[Collected data entries]
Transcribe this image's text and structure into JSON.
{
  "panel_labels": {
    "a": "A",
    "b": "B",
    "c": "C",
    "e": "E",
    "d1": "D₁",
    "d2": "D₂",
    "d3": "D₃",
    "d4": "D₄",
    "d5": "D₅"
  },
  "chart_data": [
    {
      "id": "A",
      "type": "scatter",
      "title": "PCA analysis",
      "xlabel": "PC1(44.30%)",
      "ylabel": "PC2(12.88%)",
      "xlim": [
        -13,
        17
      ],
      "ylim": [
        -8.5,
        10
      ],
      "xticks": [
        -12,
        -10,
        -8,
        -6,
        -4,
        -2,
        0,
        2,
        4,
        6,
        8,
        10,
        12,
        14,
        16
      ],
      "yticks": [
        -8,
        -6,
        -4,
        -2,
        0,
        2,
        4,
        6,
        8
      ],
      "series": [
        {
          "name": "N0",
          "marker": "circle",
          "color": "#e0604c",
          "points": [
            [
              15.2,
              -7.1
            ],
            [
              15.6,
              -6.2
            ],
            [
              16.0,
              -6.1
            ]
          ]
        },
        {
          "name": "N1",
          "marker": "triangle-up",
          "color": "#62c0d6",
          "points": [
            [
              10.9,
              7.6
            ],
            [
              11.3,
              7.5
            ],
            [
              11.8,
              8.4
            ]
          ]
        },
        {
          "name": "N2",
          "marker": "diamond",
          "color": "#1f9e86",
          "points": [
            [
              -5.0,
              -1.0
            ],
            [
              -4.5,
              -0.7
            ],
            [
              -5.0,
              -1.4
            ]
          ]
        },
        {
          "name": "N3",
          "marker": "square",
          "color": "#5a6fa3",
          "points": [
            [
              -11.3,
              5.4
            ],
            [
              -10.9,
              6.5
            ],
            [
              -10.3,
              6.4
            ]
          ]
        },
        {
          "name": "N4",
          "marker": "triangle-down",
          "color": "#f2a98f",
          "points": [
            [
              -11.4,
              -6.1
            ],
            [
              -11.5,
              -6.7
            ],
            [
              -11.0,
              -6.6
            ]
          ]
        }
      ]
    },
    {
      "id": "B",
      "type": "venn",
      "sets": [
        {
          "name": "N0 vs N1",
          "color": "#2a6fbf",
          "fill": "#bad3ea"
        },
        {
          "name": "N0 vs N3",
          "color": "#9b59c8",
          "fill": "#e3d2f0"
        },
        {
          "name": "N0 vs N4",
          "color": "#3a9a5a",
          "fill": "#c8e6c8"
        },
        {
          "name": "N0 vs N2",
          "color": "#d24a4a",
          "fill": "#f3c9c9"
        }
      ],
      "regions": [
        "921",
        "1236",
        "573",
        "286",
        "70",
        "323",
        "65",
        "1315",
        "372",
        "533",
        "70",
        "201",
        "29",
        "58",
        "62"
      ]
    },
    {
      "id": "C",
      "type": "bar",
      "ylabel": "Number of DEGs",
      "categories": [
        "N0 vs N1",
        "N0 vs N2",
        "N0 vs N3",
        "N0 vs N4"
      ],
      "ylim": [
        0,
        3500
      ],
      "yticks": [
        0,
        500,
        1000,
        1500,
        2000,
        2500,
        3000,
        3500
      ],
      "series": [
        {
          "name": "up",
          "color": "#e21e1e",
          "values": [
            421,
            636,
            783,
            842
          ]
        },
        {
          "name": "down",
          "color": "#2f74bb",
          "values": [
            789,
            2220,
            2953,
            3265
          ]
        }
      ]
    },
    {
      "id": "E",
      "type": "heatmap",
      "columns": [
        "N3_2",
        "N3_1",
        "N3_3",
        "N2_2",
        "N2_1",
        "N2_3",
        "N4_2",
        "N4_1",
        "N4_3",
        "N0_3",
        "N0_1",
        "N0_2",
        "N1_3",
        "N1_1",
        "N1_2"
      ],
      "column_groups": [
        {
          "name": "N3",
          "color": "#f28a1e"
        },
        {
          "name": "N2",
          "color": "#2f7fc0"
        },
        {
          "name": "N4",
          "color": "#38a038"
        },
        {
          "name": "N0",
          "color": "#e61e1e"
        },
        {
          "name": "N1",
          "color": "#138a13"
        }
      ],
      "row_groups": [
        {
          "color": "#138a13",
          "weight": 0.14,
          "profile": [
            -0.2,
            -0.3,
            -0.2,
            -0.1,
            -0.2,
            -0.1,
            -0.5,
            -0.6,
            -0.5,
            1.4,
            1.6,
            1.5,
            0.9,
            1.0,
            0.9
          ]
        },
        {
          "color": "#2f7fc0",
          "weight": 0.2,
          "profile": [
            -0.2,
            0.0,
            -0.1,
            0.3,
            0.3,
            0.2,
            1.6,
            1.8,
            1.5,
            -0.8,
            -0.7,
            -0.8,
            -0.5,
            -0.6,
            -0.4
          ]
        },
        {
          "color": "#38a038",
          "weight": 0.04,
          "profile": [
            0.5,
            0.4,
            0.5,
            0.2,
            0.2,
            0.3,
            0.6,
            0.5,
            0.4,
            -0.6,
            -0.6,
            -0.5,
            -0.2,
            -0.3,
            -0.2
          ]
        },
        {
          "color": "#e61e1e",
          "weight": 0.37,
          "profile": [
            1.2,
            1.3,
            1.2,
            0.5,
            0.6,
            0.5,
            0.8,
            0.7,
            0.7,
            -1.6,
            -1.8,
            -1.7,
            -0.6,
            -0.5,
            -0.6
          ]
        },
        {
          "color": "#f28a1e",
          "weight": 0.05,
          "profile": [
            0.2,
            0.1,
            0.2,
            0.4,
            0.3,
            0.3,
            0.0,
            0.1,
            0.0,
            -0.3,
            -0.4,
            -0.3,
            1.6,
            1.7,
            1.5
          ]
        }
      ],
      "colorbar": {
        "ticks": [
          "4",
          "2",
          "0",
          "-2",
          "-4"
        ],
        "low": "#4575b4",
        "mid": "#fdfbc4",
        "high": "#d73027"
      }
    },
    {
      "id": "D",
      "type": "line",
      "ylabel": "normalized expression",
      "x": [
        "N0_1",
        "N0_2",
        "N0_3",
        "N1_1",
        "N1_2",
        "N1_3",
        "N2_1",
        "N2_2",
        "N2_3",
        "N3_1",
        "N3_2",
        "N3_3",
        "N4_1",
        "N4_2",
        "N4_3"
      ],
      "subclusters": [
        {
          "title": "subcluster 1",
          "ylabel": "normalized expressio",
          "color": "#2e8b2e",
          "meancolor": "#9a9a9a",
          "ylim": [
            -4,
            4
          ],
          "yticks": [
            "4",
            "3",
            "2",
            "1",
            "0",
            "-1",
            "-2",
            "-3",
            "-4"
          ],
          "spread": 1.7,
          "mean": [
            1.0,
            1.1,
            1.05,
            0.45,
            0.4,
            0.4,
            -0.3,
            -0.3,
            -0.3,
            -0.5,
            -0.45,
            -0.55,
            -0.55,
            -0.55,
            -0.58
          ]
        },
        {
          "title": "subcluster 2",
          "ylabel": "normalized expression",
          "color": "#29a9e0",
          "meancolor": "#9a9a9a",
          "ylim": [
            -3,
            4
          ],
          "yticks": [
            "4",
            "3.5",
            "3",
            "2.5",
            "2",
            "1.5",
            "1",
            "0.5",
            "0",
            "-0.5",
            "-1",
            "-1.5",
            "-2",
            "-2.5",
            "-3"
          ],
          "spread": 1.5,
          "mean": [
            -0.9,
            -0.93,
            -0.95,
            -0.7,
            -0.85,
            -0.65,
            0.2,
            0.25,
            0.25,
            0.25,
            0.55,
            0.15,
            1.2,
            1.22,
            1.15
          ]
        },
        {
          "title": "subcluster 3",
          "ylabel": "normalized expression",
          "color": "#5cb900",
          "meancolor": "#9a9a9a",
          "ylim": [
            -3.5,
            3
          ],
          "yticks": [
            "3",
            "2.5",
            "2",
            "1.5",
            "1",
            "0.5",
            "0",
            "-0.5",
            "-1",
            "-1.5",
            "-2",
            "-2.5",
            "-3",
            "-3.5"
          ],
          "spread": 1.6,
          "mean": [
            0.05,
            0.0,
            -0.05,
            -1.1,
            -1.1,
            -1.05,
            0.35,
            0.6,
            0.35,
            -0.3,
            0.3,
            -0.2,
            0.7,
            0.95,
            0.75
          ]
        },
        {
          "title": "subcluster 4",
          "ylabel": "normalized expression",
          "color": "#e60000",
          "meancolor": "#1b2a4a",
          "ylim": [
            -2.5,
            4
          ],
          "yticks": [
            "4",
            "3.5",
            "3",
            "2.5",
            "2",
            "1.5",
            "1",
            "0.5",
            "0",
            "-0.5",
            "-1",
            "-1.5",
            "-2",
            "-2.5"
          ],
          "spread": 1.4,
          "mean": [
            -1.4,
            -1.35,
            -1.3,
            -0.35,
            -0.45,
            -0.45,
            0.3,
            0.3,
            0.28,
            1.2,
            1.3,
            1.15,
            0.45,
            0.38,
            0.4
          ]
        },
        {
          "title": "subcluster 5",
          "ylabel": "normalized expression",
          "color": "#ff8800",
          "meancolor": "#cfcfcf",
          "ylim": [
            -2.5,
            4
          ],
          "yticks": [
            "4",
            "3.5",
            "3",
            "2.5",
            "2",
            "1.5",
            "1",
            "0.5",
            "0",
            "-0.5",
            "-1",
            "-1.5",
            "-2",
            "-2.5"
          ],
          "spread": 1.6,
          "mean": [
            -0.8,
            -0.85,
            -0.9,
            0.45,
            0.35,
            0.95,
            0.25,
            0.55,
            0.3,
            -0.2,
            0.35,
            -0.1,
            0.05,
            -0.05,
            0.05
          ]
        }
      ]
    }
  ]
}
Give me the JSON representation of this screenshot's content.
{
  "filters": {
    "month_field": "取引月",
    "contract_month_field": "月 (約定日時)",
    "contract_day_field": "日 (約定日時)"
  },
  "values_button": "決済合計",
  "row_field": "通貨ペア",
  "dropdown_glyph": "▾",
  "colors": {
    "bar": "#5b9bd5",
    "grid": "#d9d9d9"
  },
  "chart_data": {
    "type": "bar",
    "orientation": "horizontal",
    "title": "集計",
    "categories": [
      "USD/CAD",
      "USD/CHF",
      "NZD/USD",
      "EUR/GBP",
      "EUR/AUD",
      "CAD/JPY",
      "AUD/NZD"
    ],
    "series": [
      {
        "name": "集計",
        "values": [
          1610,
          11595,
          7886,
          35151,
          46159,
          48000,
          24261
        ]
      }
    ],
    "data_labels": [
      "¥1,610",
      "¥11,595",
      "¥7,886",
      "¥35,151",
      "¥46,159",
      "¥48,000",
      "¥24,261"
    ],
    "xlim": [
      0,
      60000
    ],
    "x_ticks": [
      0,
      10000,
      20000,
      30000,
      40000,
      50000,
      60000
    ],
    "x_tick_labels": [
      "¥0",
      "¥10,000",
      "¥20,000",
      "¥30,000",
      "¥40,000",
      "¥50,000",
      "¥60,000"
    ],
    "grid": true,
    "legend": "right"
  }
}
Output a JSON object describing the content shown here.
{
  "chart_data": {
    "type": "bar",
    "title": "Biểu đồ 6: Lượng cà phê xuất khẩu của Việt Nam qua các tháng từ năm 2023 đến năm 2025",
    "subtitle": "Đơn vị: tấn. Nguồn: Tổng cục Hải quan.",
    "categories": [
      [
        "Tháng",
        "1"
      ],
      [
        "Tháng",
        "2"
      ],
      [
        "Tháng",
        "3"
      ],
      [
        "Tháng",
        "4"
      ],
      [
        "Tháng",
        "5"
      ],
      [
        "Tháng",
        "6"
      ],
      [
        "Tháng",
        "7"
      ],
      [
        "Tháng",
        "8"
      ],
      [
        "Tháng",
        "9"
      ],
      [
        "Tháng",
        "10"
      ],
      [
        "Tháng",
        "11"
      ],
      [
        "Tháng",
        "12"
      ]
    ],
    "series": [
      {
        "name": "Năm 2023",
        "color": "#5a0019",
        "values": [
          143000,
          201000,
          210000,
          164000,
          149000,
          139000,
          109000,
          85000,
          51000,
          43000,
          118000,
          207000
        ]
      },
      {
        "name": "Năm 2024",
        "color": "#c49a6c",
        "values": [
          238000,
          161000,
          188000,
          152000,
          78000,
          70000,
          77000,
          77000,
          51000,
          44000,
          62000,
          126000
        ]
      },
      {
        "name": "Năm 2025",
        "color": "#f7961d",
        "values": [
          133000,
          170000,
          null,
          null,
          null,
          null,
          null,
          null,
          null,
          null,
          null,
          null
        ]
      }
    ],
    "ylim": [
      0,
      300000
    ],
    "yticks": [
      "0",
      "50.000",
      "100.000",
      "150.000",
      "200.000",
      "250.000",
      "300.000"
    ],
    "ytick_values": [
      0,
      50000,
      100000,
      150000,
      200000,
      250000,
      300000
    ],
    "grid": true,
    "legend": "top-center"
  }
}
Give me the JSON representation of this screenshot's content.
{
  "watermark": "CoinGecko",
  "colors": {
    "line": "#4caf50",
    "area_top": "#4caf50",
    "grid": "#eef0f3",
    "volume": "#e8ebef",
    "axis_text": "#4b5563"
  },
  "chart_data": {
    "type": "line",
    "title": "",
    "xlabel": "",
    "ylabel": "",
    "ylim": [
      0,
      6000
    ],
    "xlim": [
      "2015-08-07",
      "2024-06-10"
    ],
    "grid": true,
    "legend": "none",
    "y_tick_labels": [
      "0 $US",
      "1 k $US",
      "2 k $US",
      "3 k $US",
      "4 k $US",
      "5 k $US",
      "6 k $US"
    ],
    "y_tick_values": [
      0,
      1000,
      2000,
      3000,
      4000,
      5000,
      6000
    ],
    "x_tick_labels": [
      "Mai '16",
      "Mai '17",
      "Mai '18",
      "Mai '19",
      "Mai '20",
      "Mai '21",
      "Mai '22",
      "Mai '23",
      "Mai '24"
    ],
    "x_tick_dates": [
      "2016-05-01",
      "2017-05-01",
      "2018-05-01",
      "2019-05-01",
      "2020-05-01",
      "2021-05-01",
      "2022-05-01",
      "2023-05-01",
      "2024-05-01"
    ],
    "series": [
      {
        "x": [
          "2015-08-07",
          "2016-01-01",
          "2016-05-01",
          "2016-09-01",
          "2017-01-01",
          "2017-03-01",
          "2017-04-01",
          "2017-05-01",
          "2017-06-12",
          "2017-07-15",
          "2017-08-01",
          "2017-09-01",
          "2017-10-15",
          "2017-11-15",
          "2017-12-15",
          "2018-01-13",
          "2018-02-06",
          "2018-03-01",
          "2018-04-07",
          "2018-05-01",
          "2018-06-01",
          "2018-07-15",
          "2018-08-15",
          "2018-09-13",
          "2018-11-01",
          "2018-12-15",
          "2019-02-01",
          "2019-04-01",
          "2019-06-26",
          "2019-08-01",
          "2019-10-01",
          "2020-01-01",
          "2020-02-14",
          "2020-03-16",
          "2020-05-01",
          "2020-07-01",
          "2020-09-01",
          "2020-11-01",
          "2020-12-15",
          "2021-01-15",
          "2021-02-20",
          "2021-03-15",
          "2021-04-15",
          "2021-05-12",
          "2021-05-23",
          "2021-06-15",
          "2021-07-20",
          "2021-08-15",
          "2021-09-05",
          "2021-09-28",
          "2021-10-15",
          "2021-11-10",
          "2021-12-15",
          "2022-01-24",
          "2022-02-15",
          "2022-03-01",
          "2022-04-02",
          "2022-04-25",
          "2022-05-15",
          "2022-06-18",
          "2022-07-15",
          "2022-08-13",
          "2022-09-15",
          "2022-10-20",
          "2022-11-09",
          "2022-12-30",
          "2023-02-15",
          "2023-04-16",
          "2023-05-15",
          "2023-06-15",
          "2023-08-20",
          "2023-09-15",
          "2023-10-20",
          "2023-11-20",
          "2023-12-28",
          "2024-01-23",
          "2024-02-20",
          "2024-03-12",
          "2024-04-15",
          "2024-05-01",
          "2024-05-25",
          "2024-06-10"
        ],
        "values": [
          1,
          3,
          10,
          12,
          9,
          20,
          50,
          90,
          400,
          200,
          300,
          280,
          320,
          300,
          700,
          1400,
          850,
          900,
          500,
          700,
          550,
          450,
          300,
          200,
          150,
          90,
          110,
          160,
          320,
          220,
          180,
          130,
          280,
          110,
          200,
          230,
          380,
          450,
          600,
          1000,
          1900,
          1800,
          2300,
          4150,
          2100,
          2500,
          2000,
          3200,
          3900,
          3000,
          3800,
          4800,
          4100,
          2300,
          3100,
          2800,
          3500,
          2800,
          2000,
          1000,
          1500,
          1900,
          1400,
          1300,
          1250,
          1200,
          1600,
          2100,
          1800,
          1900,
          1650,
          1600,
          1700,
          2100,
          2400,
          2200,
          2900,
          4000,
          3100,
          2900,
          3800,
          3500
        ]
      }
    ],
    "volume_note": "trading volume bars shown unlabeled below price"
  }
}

▸ **TASK TO CARRY OUT**: Copy each line of the listing that contains the string "fill".

▸ **WORKED SOLUTION**:
          "fill": "#bad3ea"
          "fill": "#e3d2f0"
          "fill": "#c8e6c8"
          "fill": "#f3c9c9"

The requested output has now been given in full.